- [SET TASK] Pull each line holding the word "Российской" from the data.

########

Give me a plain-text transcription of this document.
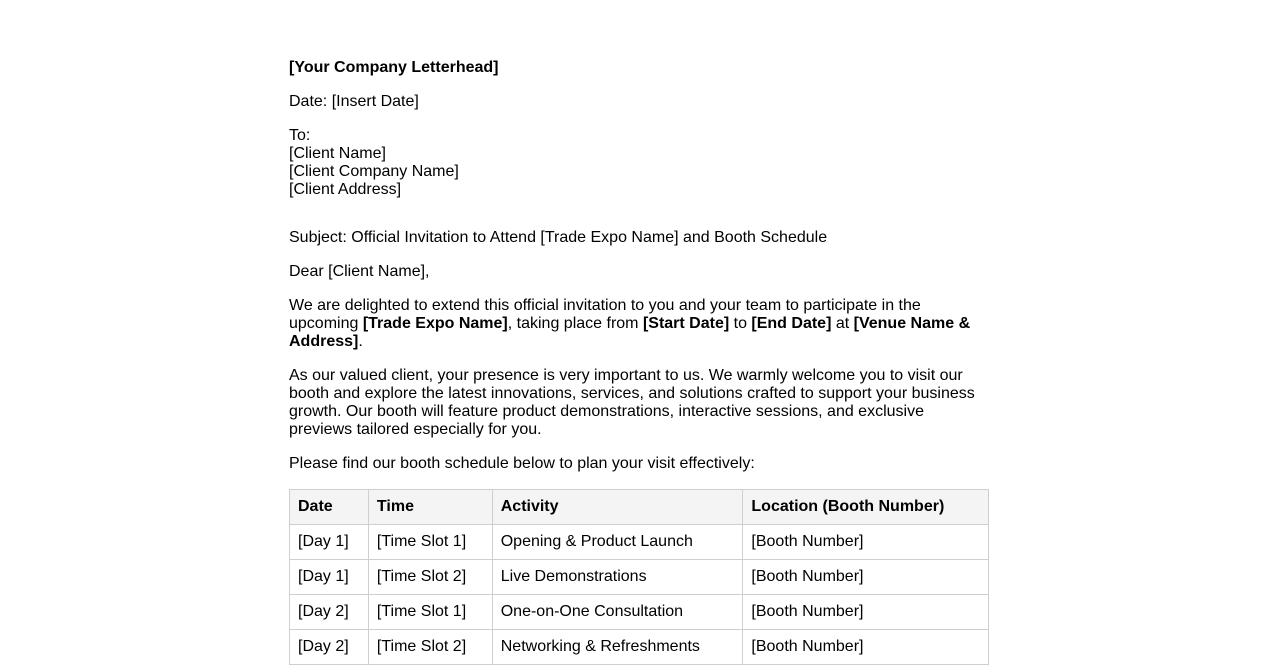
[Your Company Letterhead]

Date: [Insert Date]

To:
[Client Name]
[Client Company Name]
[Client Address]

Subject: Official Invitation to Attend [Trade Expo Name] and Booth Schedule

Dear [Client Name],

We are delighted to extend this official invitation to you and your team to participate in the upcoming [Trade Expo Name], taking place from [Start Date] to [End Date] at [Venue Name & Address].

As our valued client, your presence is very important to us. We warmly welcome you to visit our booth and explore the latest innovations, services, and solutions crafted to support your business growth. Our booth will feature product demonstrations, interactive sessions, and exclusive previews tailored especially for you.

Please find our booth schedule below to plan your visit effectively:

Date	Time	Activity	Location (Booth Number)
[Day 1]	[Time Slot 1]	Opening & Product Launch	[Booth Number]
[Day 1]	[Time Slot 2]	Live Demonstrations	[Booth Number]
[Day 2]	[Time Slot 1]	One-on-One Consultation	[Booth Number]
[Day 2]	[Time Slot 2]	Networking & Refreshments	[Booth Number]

########

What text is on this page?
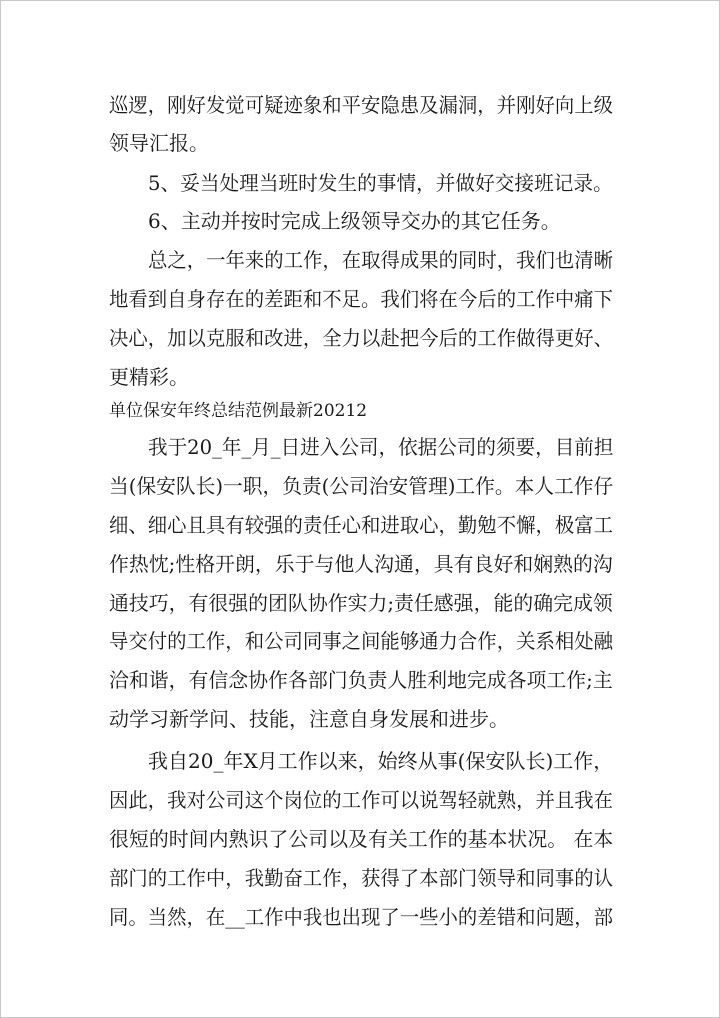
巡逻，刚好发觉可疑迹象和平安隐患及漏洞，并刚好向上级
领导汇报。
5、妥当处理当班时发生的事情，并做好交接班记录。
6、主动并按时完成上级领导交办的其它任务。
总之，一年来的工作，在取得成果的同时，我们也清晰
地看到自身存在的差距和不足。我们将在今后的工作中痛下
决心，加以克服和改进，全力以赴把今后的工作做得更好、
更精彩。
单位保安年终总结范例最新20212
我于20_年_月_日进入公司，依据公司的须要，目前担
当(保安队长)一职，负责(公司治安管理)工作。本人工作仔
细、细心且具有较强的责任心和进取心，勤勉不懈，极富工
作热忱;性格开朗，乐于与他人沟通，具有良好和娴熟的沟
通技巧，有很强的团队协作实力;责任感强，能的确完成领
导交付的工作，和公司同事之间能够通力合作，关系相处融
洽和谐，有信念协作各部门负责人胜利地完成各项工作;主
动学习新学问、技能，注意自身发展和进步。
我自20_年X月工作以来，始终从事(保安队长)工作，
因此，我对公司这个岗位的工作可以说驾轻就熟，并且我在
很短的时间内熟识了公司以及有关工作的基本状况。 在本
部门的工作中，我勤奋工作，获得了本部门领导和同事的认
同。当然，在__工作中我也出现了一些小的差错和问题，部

########

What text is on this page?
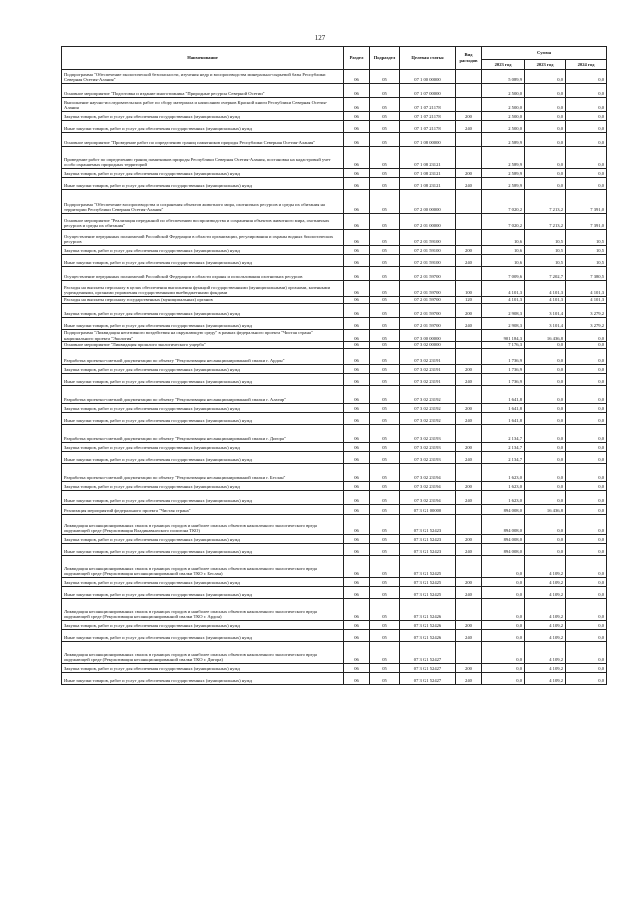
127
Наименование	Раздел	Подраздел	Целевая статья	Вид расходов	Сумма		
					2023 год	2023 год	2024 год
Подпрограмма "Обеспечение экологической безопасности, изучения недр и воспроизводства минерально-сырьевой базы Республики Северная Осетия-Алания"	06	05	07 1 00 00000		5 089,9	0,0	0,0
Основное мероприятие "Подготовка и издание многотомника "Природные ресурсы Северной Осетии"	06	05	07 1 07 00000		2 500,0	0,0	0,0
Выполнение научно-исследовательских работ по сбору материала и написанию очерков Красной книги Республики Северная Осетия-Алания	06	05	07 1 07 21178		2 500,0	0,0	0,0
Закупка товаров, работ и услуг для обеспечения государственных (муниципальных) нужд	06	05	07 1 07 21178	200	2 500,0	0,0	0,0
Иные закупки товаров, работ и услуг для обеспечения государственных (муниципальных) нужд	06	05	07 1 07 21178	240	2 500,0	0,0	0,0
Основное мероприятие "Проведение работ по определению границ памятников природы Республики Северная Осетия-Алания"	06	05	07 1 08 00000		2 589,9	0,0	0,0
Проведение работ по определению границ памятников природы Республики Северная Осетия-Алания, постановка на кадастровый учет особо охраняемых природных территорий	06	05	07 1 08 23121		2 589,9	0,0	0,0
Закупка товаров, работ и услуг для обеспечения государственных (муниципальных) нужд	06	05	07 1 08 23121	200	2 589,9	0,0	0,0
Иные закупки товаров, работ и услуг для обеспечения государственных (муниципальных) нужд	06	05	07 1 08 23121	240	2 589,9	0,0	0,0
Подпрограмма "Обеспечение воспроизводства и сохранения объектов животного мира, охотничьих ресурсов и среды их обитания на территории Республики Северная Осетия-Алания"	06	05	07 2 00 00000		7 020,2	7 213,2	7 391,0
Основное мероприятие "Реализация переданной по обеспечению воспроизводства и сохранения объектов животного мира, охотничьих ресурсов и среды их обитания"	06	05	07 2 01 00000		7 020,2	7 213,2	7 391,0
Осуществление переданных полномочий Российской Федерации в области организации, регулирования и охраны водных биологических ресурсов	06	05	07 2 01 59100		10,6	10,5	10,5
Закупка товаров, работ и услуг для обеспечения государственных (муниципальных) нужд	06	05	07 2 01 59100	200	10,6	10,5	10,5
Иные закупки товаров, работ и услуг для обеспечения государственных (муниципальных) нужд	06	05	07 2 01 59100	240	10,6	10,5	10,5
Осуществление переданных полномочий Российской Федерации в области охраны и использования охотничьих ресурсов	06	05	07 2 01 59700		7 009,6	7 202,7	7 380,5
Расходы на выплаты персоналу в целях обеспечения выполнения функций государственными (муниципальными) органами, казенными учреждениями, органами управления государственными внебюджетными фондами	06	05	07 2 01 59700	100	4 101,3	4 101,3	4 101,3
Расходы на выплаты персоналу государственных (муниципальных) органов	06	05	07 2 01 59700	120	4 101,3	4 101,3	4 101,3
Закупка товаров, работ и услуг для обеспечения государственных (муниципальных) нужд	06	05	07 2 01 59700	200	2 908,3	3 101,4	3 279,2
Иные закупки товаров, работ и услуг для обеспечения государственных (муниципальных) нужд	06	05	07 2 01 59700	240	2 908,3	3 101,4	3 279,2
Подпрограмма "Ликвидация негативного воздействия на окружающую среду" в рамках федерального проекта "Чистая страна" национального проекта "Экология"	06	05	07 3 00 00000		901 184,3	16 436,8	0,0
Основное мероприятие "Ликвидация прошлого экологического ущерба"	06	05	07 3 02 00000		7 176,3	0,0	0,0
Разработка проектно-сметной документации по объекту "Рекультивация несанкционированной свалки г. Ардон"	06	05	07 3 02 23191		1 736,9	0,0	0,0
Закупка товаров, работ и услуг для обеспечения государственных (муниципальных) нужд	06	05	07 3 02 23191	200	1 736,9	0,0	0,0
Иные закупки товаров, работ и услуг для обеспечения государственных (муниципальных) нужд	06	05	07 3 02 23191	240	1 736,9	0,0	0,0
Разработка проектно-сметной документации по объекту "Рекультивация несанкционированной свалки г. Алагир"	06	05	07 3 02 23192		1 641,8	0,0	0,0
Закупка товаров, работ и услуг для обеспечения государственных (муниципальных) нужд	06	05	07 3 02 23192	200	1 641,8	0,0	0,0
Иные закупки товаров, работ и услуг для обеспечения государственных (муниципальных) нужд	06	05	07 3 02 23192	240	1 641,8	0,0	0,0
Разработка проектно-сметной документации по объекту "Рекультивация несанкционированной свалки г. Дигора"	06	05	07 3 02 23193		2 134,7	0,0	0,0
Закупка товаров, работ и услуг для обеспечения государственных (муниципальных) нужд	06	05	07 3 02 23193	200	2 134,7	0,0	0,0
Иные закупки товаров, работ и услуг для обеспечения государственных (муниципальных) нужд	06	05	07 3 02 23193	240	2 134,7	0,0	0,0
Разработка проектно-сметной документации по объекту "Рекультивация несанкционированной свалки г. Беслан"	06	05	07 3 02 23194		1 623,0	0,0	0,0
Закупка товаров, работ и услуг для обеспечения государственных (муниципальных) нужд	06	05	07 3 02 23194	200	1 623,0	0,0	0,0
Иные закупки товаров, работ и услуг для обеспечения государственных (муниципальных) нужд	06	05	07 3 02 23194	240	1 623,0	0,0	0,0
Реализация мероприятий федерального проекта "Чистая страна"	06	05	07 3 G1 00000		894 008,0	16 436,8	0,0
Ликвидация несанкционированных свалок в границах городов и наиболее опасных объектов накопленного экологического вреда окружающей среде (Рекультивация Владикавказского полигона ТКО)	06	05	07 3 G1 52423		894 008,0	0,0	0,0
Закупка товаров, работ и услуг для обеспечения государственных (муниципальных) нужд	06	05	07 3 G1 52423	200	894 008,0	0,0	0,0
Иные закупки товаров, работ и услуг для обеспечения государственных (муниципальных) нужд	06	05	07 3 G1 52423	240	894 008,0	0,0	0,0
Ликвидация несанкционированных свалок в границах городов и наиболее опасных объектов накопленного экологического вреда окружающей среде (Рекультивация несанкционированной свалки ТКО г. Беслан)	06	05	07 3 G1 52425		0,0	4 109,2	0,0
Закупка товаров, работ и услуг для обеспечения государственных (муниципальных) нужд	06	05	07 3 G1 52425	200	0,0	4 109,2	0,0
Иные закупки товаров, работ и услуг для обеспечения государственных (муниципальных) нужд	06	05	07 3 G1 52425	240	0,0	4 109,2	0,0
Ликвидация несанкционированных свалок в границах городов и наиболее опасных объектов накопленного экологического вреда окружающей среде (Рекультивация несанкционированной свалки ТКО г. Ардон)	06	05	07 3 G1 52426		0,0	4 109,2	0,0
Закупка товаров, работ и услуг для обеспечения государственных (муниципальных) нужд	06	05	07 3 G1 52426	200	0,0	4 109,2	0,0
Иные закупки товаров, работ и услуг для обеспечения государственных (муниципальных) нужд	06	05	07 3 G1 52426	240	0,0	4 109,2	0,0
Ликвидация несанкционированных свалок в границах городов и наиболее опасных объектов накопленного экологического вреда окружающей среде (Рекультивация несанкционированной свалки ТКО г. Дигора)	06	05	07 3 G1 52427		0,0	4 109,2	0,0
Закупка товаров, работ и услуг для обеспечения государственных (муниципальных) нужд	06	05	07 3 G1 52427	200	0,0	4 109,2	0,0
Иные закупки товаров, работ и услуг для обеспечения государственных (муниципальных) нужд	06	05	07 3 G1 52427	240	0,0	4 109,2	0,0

########

- [RESPONSE FOR THIS EXERCISE]
Осуществление переданных полномочий Российской Федерации в области организации, регулирования и охраны водных биологических ресурсов	06	05	07 2 01 59100		10,6	10,5	10,5
Осуществление переданных полномочий Российской Федерации в области охраны и использования охотничьих ресурсов	06	05	07 2 01 59700		7 009,6	7 202,7	7 380,5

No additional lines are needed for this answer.